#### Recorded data

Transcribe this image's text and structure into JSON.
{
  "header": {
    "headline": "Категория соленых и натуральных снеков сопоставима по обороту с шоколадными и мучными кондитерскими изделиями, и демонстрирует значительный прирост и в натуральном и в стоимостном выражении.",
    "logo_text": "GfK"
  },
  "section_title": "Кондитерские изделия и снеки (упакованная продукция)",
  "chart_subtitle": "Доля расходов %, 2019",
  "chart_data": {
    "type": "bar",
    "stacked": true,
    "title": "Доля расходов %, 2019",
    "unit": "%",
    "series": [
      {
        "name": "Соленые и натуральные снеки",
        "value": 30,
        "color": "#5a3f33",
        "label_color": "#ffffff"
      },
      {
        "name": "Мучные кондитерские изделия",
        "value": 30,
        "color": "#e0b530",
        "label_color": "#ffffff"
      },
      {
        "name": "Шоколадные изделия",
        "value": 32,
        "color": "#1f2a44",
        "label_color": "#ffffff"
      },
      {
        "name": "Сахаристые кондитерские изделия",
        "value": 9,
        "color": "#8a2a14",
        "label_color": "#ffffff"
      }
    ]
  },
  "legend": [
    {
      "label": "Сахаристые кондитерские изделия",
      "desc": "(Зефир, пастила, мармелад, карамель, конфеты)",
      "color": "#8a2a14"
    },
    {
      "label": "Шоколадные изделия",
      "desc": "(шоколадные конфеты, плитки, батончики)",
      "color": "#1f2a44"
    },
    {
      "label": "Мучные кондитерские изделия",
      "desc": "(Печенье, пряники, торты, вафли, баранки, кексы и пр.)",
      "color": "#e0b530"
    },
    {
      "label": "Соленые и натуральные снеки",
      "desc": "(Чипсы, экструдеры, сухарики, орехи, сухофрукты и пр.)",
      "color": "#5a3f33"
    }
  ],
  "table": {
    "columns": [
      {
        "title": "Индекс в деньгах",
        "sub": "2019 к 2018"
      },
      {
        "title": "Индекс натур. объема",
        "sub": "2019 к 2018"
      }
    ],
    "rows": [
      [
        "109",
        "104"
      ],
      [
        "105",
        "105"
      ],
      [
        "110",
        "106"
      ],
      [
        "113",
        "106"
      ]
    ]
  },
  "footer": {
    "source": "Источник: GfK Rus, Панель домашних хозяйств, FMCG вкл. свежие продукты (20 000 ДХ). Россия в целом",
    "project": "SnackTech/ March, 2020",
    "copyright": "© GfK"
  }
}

#### Challenge
Your task is to print the whole listing again exactly.

#### Correct response
Transcribe this image's text and structure into JSON.
{
  "header": {
    "headline": "Категория соленых и натуральных снеков сопоставима по обороту с шоколадными и мучными кондитерскими изделиями, и демонстрирует значительный прирост и в натуральном и в стоимостном выражении.",
    "logo_text": "GfK"
  },
  "section_title": "Кондитерские изделия и снеки (упакованная продукция)",
  "chart_subtitle": "Доля расходов %, 2019",
  "chart_data": {
    "type": "bar",
    "stacked": true,
    "title": "Доля расходов %, 2019",
    "unit": "%",
    "series": [
      {
        "name": "Соленые и натуральные снеки",
        "value": 30,
        "color": "#5a3f33",
        "label_color": "#ffffff"
      },
      {
        "name": "Мучные кондитерские изделия",
        "value": 30,
        "color": "#e0b530",
        "label_color": "#ffffff"
      },
      {
        "name": "Шоколадные изделия",
        "value": 32,
        "color": "#1f2a44",
        "label_color": "#ffffff"
      },
      {
        "name": "Сахаристые кондитерские изделия",
        "value": 9,
        "color": "#8a2a14",
        "label_color": "#ffffff"
      }
    ]
  },
  "legend": [
    {
      "label": "Сахаристые кондитерские изделия",
      "desc": "(Зефир, пастила, мармелад, карамель, конфеты)",
      "color": "#8a2a14"
    },
    {
      "label": "Шоколадные изделия",
      "desc": "(шоколадные конфеты, плитки, батончики)",
      "color": "#1f2a44"
    },
    {
      "label": "Мучные кондитерские изделия",
      "desc": "(Печенье, пряники, торты, вафли, баранки, кексы и пр.)",
      "color": "#e0b530"
    },
    {
      "label": "Соленые и натуральные снеки",
      "desc": "(Чипсы, экструдеры, сухарики, орехи, сухофрукты и пр.)",
      "color": "#5a3f33"
    }
  ],
  "table": {
    "columns": [
      {
        "title": "Индекс в деньгах",
        "sub": "2019 к 2018"
      },
      {
        "title": "Индекс натур. объема",
        "sub": "2019 к 2018"
      }
    ],
    "rows": [
      [
        "109",
        "104"
      ],
      [
        "105",
        "105"
      ],
      [
        "110",
        "106"
      ],
      [
        "113",
        "106"
      ]
    ]
  },
  "footer": {
    "source": "Источник: GfK Rus, Панель домашних хозяйств, FMCG вкл. свежие продукты (20 000 ДХ). Россия в целом",
    "project": "SnackTech/ March, 2020",
    "copyright": "© GfK"
  }
}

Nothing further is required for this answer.